Comb through the entries for "invånare" and pull out each line that holds it.

Records about charts and figures
▽
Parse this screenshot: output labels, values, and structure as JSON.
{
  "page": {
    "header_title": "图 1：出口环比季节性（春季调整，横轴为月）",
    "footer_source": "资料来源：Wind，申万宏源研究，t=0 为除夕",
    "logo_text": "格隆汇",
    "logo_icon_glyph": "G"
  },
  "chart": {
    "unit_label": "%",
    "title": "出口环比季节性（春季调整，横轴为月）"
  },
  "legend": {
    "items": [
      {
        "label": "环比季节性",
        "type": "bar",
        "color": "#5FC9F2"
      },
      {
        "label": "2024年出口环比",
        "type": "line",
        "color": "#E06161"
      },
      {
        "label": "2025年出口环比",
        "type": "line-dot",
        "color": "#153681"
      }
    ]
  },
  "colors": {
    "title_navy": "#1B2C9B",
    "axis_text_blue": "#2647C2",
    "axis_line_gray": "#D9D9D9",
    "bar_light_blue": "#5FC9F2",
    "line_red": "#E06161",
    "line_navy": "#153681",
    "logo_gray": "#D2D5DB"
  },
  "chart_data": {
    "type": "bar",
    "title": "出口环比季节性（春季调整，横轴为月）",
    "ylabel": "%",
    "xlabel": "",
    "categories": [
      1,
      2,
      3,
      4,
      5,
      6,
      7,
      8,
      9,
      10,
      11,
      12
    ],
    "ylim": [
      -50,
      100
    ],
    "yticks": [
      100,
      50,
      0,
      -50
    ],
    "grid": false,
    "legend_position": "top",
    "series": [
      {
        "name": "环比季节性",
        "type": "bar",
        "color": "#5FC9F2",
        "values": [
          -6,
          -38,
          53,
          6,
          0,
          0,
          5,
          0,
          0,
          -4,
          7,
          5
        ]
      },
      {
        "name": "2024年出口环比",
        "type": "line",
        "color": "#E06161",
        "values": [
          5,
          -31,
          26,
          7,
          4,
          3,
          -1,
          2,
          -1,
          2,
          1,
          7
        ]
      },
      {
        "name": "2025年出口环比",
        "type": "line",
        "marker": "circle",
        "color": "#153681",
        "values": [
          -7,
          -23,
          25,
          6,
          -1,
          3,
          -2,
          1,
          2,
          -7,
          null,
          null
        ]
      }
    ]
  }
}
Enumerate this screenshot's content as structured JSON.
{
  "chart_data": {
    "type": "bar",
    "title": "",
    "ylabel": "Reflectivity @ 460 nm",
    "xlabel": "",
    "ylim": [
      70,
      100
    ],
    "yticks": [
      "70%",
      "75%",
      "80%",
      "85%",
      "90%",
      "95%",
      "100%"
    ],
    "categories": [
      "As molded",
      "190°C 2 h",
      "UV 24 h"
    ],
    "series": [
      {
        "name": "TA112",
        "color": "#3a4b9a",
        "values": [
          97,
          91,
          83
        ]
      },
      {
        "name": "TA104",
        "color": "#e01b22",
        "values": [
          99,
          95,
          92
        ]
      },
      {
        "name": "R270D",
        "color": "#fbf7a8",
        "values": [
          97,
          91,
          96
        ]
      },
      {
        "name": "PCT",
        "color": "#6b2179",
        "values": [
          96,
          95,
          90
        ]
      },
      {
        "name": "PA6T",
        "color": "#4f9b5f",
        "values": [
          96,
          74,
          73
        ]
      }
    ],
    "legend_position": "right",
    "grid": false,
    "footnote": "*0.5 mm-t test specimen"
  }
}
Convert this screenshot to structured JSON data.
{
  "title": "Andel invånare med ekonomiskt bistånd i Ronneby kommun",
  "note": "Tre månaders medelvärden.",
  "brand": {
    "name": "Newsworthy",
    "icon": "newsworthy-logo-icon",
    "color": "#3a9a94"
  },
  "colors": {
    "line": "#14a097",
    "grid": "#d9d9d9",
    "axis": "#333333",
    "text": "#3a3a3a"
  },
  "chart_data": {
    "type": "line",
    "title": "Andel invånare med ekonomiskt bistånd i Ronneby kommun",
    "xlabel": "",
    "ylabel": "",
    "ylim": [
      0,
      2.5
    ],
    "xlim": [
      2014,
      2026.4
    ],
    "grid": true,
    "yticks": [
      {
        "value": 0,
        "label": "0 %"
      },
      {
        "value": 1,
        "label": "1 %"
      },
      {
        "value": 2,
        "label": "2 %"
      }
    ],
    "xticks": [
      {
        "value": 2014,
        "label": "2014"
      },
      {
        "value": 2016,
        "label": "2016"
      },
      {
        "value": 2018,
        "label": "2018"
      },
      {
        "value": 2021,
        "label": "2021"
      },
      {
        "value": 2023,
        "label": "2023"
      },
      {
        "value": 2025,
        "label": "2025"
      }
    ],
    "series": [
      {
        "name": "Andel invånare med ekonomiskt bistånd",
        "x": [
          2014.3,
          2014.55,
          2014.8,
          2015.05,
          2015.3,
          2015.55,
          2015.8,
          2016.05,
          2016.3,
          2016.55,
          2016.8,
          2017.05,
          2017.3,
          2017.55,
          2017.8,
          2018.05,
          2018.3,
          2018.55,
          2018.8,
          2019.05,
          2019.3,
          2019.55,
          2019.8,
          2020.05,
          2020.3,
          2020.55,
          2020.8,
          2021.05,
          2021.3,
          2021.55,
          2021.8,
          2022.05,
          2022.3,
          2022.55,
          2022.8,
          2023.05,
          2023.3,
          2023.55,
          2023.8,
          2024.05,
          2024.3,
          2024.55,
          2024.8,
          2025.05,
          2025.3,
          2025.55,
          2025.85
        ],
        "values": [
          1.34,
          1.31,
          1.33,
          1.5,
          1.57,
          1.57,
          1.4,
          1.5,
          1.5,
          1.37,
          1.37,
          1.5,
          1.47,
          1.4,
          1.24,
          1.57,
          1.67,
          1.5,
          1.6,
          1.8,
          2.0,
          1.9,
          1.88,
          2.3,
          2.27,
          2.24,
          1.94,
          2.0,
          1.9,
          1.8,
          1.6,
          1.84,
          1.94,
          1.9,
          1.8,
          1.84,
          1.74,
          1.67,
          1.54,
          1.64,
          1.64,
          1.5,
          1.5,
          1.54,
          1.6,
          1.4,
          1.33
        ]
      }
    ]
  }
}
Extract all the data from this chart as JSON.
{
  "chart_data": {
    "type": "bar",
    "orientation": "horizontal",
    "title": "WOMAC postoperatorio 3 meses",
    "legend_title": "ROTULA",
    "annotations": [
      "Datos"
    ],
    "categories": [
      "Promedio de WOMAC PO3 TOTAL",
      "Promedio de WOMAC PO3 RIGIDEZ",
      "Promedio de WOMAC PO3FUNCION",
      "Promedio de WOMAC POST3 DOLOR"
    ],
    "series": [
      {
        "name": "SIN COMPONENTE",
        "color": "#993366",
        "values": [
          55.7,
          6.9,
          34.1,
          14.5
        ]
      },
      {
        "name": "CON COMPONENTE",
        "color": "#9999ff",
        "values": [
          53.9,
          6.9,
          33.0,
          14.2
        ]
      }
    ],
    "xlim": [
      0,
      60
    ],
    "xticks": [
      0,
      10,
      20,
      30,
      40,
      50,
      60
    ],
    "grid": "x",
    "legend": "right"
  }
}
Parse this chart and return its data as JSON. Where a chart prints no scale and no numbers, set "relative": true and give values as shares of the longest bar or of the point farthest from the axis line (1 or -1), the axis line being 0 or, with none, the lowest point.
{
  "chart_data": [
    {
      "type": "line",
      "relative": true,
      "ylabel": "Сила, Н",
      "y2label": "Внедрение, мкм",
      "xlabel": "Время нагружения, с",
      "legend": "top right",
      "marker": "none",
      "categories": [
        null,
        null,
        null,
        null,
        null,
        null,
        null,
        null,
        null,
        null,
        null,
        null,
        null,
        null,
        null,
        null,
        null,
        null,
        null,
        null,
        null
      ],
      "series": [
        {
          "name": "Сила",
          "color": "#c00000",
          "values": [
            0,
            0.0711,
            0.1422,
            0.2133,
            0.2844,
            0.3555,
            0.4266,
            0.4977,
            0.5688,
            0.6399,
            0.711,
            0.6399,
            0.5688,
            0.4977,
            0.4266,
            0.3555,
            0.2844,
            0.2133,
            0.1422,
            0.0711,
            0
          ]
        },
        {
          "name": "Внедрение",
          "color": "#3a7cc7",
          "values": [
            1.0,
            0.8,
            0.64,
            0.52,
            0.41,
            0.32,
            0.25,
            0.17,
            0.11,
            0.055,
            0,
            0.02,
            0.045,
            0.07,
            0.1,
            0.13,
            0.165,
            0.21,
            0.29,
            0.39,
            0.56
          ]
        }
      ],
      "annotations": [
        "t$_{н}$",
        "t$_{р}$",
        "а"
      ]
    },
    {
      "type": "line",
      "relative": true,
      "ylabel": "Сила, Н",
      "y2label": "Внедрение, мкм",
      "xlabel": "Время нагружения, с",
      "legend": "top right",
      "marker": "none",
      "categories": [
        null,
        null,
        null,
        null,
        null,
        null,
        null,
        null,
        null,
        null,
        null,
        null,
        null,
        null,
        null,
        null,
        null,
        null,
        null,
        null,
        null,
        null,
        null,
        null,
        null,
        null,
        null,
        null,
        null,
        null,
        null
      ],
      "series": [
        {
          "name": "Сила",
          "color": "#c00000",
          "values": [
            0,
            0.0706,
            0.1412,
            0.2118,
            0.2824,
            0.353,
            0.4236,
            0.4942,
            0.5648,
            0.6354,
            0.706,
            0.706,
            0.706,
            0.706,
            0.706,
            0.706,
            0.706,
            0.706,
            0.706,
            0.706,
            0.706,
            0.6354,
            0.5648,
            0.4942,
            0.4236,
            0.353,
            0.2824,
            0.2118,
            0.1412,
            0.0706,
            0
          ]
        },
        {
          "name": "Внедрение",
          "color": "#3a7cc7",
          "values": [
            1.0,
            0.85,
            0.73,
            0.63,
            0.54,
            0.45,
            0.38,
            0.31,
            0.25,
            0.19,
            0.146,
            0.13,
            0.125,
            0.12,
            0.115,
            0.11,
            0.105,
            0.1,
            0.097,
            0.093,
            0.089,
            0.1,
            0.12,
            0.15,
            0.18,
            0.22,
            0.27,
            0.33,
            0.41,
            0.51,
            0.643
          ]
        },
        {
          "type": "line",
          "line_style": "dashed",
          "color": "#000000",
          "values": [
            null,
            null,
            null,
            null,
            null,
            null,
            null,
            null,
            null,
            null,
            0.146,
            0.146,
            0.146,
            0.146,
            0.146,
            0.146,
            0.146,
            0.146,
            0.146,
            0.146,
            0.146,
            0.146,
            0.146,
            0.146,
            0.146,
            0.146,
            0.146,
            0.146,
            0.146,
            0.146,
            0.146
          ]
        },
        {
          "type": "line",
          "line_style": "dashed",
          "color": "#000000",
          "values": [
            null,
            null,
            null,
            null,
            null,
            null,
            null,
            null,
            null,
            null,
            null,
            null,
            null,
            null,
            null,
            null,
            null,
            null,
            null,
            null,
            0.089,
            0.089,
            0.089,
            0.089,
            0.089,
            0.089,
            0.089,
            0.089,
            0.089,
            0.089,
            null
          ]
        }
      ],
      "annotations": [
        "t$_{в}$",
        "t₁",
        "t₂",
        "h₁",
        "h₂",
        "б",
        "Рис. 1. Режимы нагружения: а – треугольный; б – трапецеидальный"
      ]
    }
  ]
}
△
Task output:
  "title": "Andel invånare med ekonomiskt bistånd i Ronneby kommun",
    "title": "Andel invånare med ekonomiskt bistånd i Ronneby kommun",
        "name": "Andel invånare med ekonomiskt bistånd",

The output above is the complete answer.